Please list all lines of the material below in which the string "Bodys" occurs.

═══ Extracted entries

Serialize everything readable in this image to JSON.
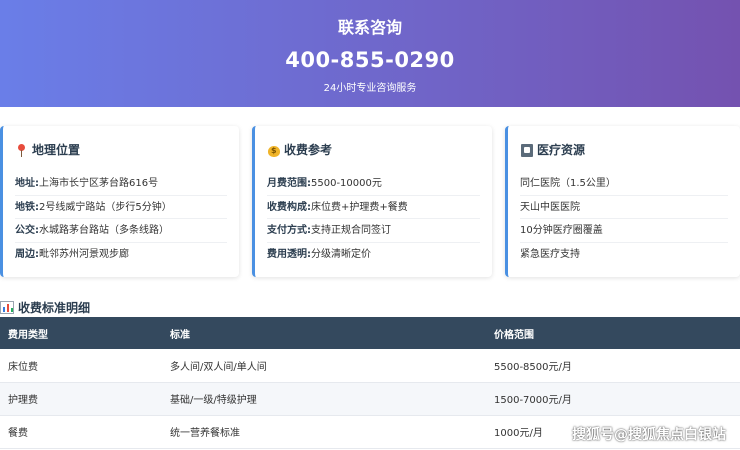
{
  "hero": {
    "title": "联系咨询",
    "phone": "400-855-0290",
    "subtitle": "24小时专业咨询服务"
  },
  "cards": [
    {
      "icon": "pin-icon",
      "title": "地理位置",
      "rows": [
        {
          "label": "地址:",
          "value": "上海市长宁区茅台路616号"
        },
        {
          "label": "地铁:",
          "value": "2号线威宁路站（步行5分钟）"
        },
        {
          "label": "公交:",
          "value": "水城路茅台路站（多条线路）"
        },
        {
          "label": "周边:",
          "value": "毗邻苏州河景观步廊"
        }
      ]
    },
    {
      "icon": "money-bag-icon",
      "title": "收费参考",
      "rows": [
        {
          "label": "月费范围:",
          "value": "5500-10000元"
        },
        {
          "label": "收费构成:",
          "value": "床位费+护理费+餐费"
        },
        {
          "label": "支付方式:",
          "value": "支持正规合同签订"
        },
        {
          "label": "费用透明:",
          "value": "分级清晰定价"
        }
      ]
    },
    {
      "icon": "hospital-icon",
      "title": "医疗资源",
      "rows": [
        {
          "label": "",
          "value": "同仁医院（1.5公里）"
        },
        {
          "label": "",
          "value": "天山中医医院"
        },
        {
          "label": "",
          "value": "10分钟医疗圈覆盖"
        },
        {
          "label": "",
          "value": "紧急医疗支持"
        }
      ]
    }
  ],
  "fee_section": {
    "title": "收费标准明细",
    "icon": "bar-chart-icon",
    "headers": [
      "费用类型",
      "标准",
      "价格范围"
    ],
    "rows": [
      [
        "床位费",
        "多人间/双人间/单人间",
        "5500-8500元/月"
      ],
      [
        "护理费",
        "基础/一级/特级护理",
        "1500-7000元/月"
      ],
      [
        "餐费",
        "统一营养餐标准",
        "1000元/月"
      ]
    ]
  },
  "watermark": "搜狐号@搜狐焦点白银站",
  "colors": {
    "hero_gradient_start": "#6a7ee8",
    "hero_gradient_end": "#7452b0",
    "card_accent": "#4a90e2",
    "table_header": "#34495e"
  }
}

══════
═══ Extracted entries

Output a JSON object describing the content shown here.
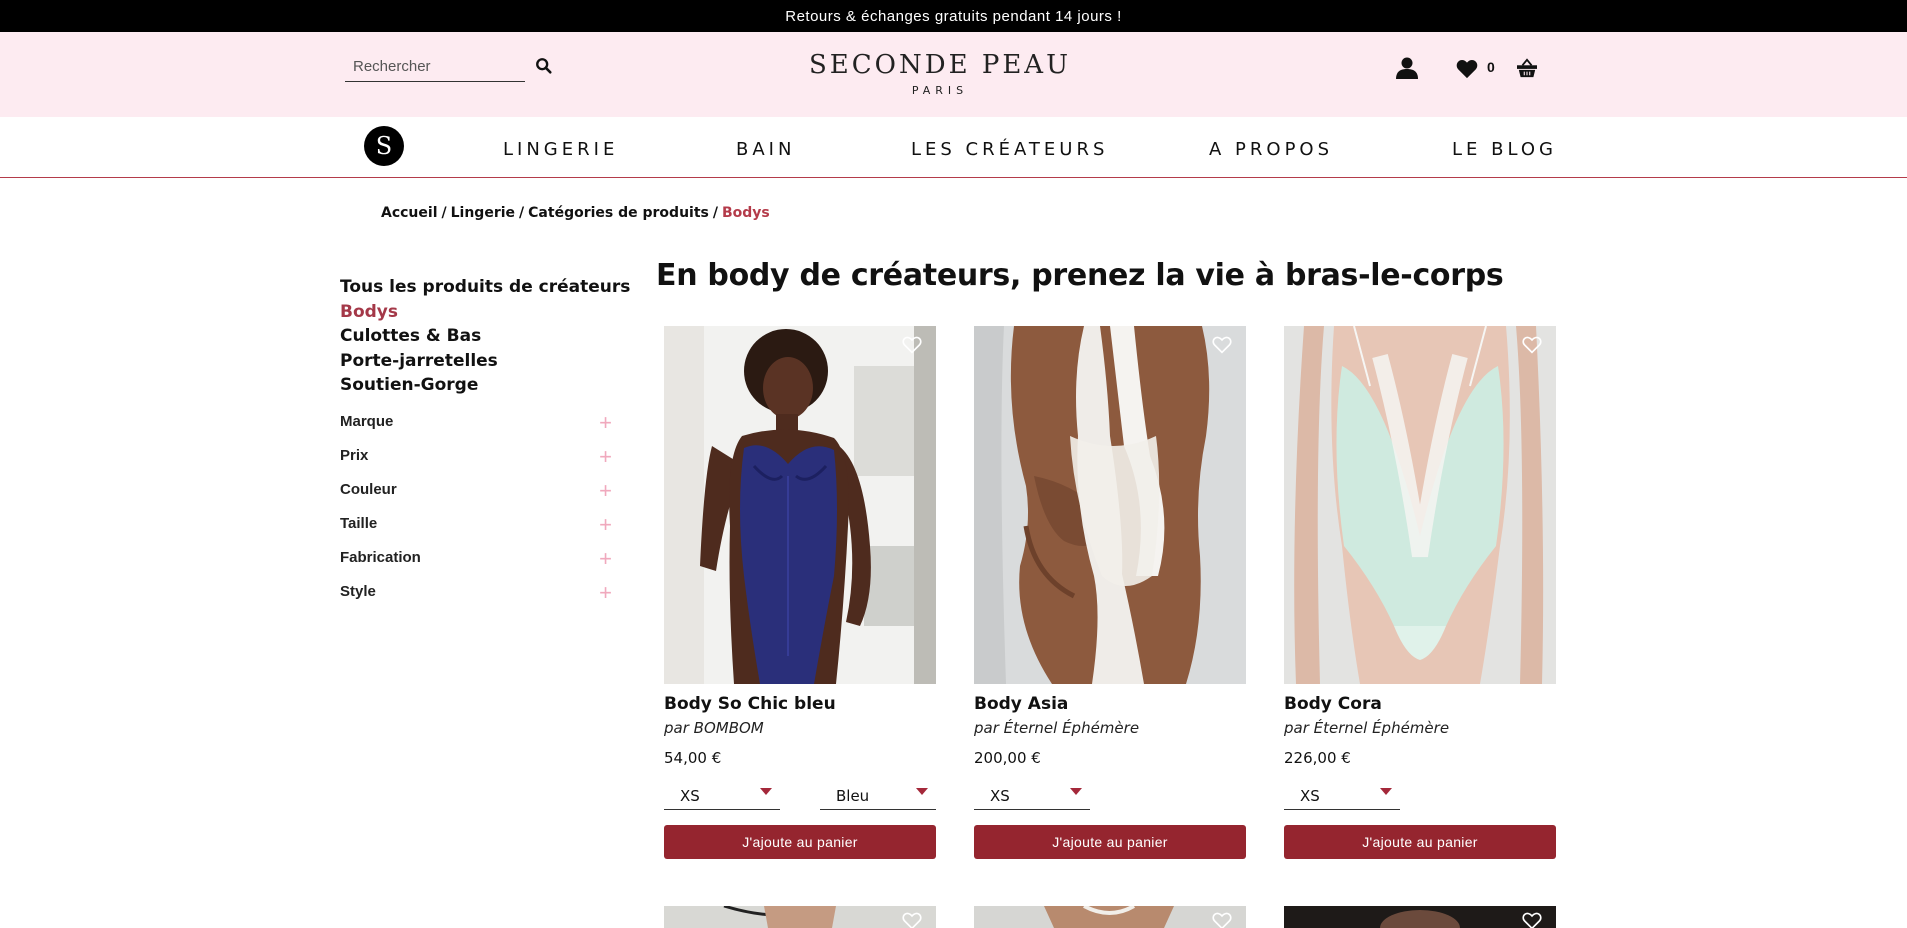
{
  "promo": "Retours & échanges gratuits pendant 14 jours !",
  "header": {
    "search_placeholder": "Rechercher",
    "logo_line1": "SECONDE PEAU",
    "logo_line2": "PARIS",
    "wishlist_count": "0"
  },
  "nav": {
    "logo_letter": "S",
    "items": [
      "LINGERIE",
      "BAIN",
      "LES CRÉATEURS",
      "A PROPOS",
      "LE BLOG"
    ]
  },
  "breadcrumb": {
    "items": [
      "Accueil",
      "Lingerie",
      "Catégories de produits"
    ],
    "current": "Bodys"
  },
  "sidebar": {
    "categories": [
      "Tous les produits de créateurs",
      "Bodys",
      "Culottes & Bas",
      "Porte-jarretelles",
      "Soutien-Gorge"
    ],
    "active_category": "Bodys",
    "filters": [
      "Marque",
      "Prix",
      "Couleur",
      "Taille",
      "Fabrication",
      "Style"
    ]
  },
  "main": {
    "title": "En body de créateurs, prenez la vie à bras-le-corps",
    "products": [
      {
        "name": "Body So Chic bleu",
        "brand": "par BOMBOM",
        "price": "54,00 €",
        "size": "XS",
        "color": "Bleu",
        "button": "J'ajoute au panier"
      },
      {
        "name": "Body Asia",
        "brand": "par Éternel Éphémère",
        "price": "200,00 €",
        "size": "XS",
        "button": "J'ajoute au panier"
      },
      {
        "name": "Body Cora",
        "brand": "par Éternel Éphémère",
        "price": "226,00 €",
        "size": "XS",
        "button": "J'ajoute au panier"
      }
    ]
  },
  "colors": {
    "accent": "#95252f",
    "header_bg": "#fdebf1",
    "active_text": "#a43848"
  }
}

══════
═══ Extracted entries

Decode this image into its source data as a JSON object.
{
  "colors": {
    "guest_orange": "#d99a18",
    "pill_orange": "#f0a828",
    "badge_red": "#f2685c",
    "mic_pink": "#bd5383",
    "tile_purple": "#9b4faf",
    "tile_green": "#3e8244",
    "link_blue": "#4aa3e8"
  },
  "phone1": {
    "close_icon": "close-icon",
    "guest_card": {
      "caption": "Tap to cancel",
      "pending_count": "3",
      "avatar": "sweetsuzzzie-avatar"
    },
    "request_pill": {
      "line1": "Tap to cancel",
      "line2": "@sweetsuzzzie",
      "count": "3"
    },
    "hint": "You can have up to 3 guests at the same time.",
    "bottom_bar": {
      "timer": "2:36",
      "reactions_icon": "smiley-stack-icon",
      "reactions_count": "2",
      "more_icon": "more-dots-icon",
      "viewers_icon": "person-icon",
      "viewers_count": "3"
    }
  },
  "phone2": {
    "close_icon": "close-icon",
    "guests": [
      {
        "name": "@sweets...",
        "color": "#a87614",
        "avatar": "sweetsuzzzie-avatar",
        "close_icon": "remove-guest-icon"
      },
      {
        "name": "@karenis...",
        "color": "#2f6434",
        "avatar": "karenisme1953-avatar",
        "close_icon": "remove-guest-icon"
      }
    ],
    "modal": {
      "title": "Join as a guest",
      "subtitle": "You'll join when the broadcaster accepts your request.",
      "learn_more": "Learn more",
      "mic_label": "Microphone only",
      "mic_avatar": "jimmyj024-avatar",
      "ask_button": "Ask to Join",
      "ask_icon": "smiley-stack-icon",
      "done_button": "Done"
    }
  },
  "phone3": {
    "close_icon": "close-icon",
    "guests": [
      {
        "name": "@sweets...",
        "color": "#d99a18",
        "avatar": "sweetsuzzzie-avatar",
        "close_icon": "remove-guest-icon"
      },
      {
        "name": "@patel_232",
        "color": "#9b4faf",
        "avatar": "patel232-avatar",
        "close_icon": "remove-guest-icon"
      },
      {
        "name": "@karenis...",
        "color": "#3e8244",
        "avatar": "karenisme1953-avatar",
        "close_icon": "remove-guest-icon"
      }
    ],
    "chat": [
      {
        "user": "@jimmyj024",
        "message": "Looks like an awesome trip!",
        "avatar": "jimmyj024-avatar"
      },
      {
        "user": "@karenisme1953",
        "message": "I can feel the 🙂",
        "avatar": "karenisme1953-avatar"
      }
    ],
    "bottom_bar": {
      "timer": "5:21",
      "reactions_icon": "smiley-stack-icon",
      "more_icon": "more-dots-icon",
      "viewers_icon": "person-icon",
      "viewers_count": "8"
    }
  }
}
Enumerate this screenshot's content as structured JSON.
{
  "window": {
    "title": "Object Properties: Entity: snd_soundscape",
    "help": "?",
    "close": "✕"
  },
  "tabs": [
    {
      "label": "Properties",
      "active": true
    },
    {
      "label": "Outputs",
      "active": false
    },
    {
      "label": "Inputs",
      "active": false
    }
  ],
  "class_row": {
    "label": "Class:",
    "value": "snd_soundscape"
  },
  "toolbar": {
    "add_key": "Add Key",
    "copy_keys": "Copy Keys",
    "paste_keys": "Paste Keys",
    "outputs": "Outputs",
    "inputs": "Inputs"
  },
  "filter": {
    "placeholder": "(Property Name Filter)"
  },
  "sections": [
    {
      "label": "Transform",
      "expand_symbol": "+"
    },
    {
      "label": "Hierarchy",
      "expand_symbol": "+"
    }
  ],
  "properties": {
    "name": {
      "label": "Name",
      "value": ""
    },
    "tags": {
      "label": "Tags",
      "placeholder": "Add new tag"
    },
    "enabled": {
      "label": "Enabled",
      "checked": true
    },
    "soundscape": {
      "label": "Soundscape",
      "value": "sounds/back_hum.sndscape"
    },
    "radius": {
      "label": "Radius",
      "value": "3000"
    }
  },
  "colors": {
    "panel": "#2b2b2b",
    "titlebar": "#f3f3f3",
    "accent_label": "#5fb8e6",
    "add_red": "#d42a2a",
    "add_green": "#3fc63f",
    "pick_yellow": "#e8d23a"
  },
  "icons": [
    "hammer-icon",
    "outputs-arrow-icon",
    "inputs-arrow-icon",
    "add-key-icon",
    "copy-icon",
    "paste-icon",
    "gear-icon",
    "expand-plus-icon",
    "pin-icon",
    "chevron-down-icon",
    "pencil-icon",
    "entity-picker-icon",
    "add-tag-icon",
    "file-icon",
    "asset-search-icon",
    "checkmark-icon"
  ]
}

══════

* [Task response]
    "current": "Bodys"
      "Bodys",
    "active_category": "Bodys",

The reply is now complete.